- [ТЕКСТОВЫЙ БЛОК]
---------------

Мир ее образов индо-иранский. В сплетениях ветвей стиля ислими — невероятное
собрание сказочных персонажей: сфинксы, грифоны, женщины-птицы, звериный гон,
на всадника нападает лев, всадник устремляется за козлом. И здесь же
фестончатый михраб со звездчатым гирихом. Языческие образы и символы ислама
изображаются совокупно. Более живописны сказочной роскоши изразцы Рея и
Кашана; в них пи с чем не сравнимое богатство литературных мотивов и сцен,
повторяющих, вероятно, и современную им живопись, в частности миниатюру.
И такой контраст — облицовочные плиты Мавераннахра — аскетически
строгого стиля, безукоризненно построенные, не приемлющие старых сюжетов и тем.
Или сравним резной штук на панелях из Рея (XII в.) 106 и
Саве (XII—XIII вв.) с резным штуком дворца правителей Термеза. Там —
пластическая моделировка человеческих фигур в утонченно-церемониальных,
неподвижных, несколько манерных сценах придворной жизни. Здесь — абсолютное господство
геометрии в узоре и строгие композиции сказочных зверей, формы тела которых
находятся в равновесии с заполняющими фон геометризированными
пальметтами...(илл. 47)
Посудная поливная керамика Рея создала удивительную галерею
человеческих фигур и лиц. Ей присуща (не без влияния орнамента и каллиграфии)
определенная манера графического начертания человеческого лица едва ли не одним
росчерком калямат. При этом выявляется огромное разнообразие
положений и характерных особенностей изображенных лиц. Оценить их значимость с
позиций европейского портретного искусства едва ли возможно (у них есть и свое
собственное содержание, которое не укладывается в категории современного
искусства, его эстетической оценки), и наряду с этим — одно из немногих
«портретных» изображений па фрагменте чаши из Афрасиаба, где господствуют
строгая линейная схема, суровая простота и красочность народного узора. Быть
может, уже здесь зарождается та несколько тяжеловесная и грубоватая манера
простой и ясной живописи, которая так отличает впоследствии миниатюрную
живопись среднеазиатских школ (Бухара, Самарканд) от более утонченной, а затем
и манерной живописи Герата, Тебриза и Шираза.

---------------

- [Списки элементов с аннотациями]
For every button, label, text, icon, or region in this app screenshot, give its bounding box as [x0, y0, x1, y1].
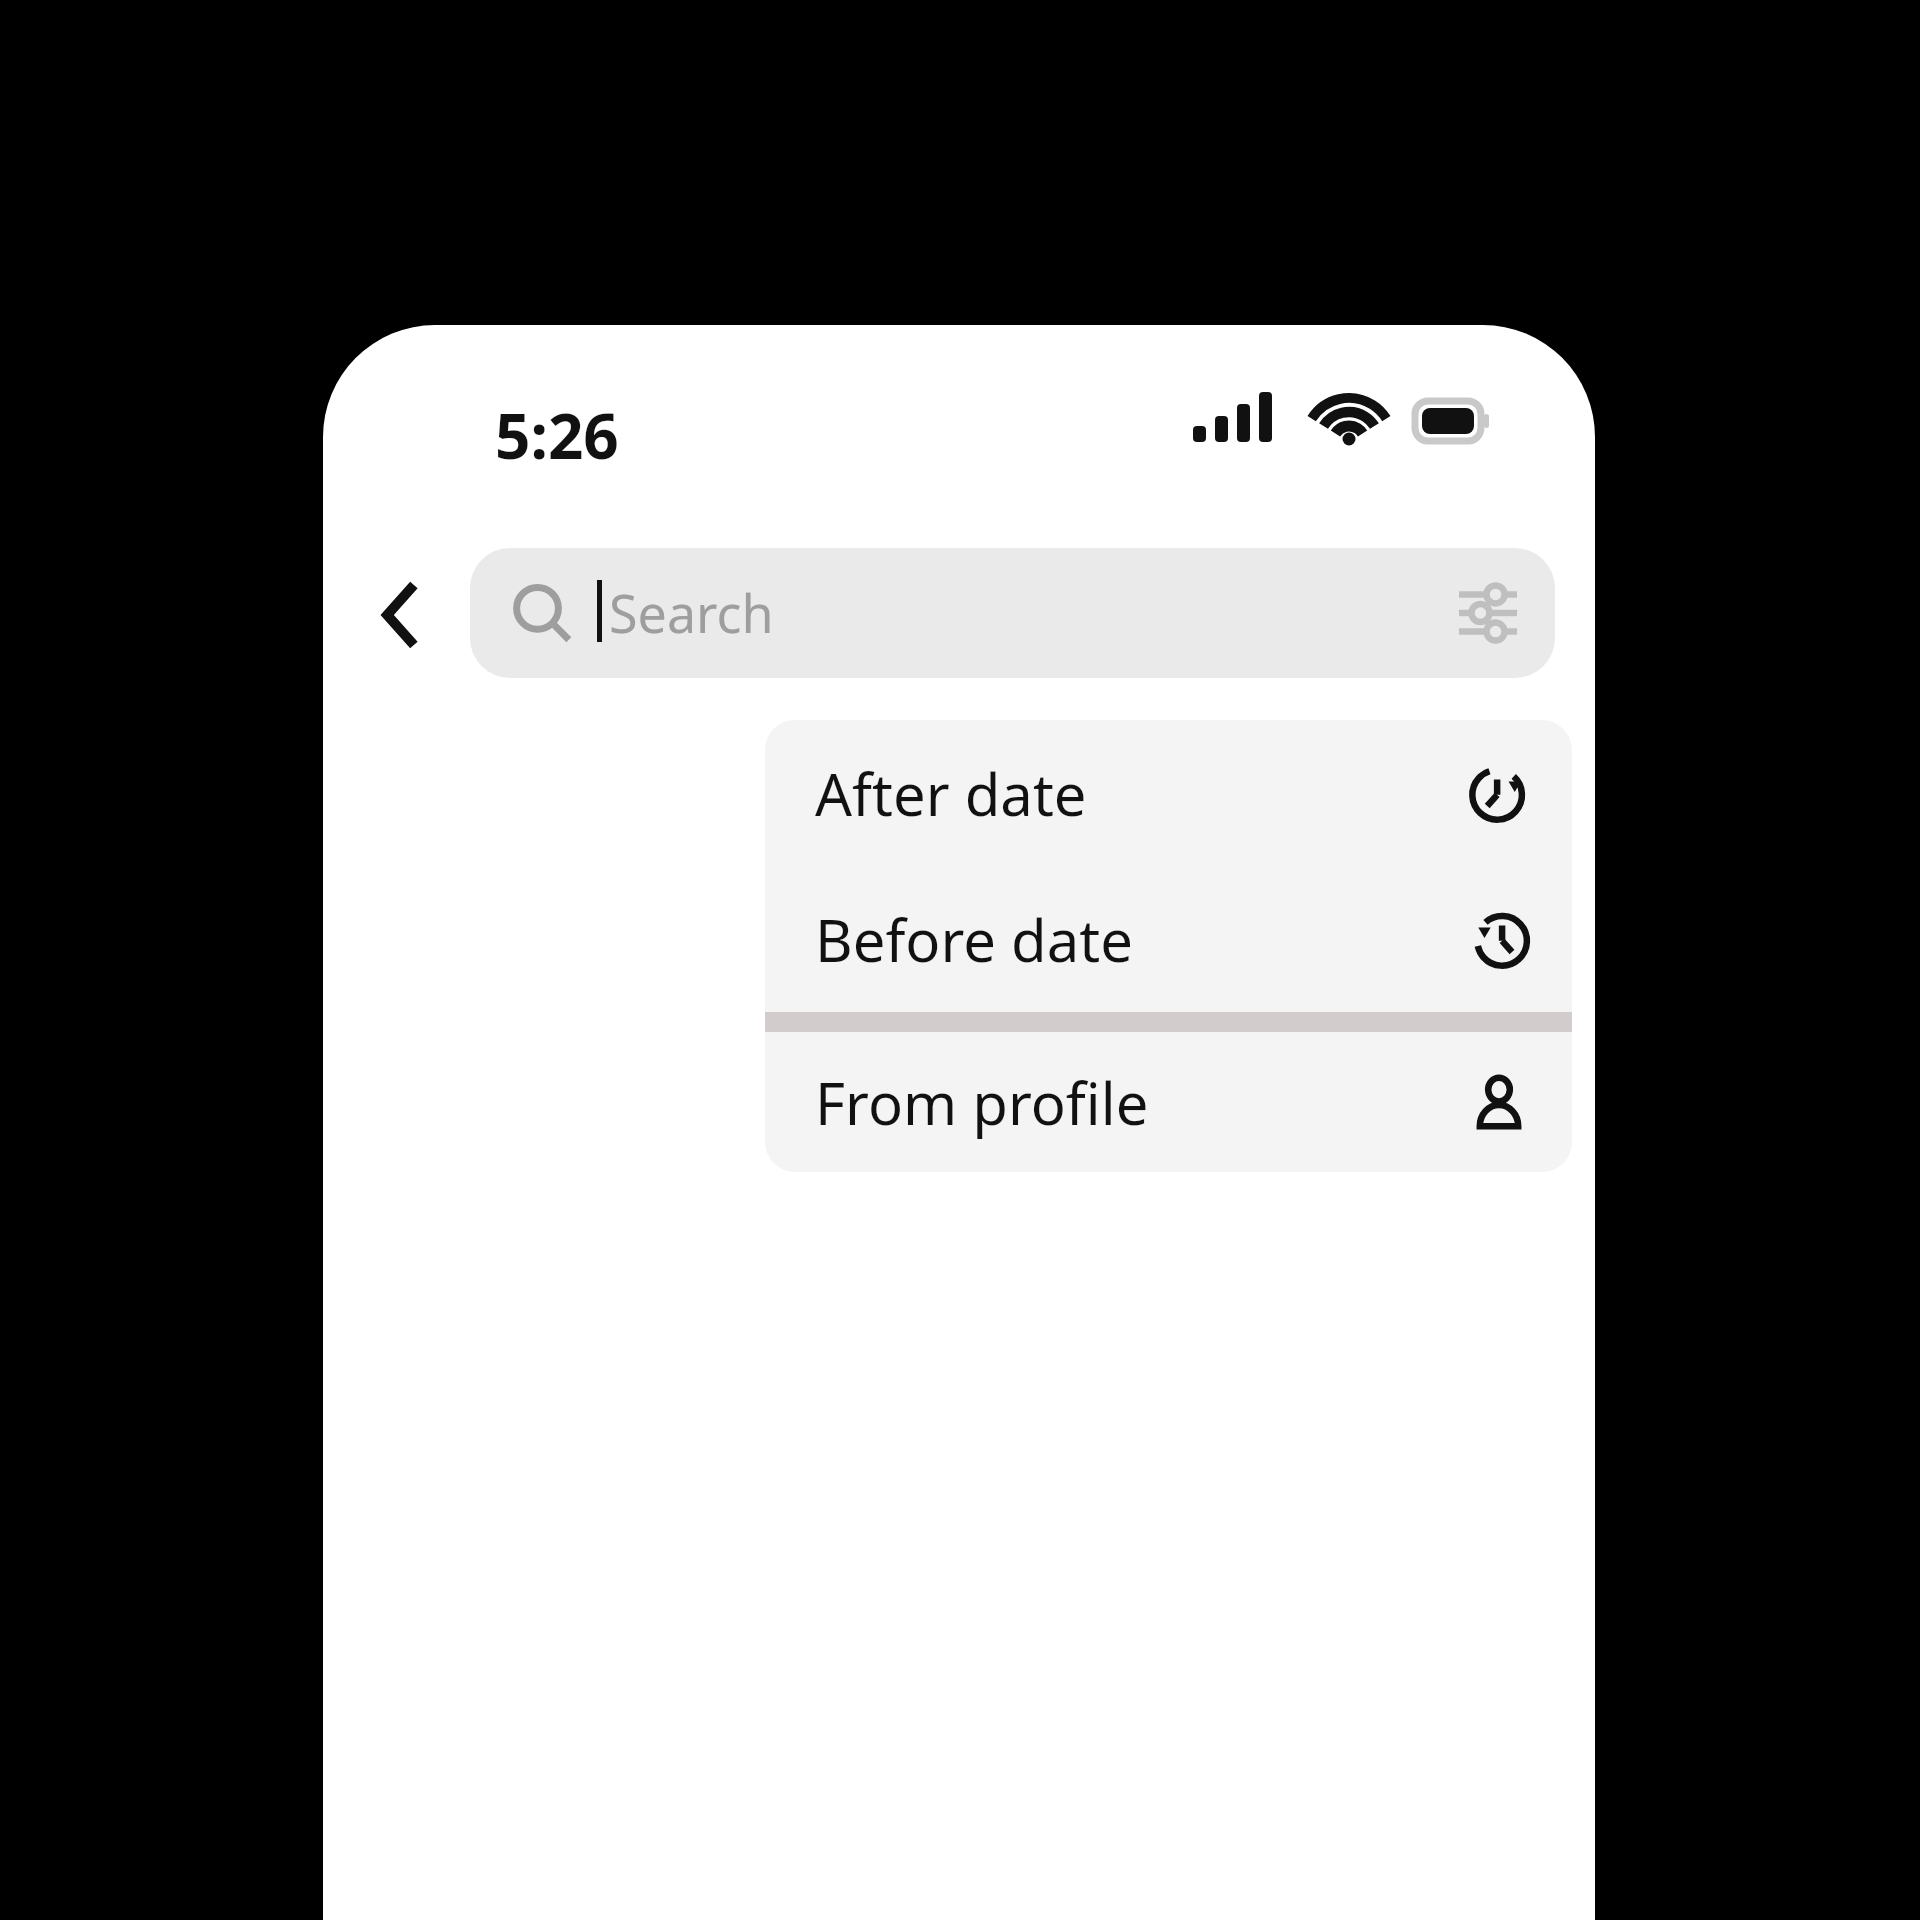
button[interactable]: Before date — [765, 866, 1572, 1012]
staticText: 5:26 — [495, 393, 619, 477]
button[interactable]: After date — [765, 720, 1572, 866]
button[interactable]: Search — [470, 548, 1555, 678]
staticText: From profile — [815, 1063, 1149, 1142]
staticText: Search — [609, 577, 774, 648]
button[interactable]: Back — [355, 557, 447, 673]
button[interactable]: From profile — [765, 1032, 1572, 1172]
button[interactable]: Filters — [1447, 572, 1529, 654]
staticText: After date — [815, 754, 1087, 833]
staticText: Before date — [815, 900, 1133, 979]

---------------

- [ЗАДАНИЯ]
(a) Объясните в одном–трех предложениях, почему, согласно тексту о керамике и резном штуке, значимость изображенных на посуде Рея лиц едва ли возможно оценить с позиций европейского портретного искусства.
(b) Продолжите текст о керамике и резном штуке после его последнего предложения.
Строки для работы здесь не понадобятся.

- [ОТВЕТЫ К ЗАДАНИЯМ]
(a) У этих изображений есть собственное содержание, которое не укладывается в категории современного искусства и его эстетической оценки.

(b)
В рейской керамике — традиционный для Средней Азии изобразительный
мотив — фигуры под арками стоят по кругу '°8. Он отмечается и на
каменных рельефах Газни (одна из фигур с палицей на плече) 109. В
керамике Афрасиаба живет тот же мотив, но арки пустуют или их заменяют более
или менее отвлеченные символы, выступающие в роли узора. На чашах Кашана
XII—XIII веков мы встречаем сложные многофигурные сцены. Динамически построена
их композиция, что подчеркивается срезом фигур краем чаши110. В
керамике Афрасиаба отвесная композиция (вертикальное расположение изображаемых
в плоскости чаши фигур) и срез их краем чаши встречаются только в изображении
сказочного растения, пересекающего поле чаши поперек.
Что же это? Провинциальный стиль? Религиозное ханжество и влияние
мусульманской ортодоксии, своего рода иконоборчество суннизма? Но мы уже
отмечали на достаточном количестве примеров, что мастера Мавераннахра XI—XIII
веков превосходно изображали животных и фантастических существ в стиле и
характере, близком искусству ряда мусульманских стран. В области поливной
керамики и каллиграфии они не только не уступали им, но и превосходили чистотой
и ясностью своей художественной программы, удивительно тонко прочувствованным
единством стиля. Следовательно, это была не отмирающая ветвь большого
искусства, а самостоятельное направление с четко выраженной программой действия.
Среднеазиатские мастера не остановились на полпути, они довели развитие
стиля до его едва ли не максимальных заложенных в нем возможностей. И тем
предопределили собственный путь искусства Мавераннахра на весьма длительный
срок.
Окидывая общим взором искусство XI — начала XII века, мы отмечаем в нем
поразительную целостность стиля, основанного на большом многообразии средств и
приемов отдельных школ. Прогресс в развитии производительных сил общества и успехи художественного ремесла
получили одностороннее развитие. Победе над старым, обветшалым строем и его
культурой сопутствовали идеализирующие тенденции; они взяли верх над
реалистическими.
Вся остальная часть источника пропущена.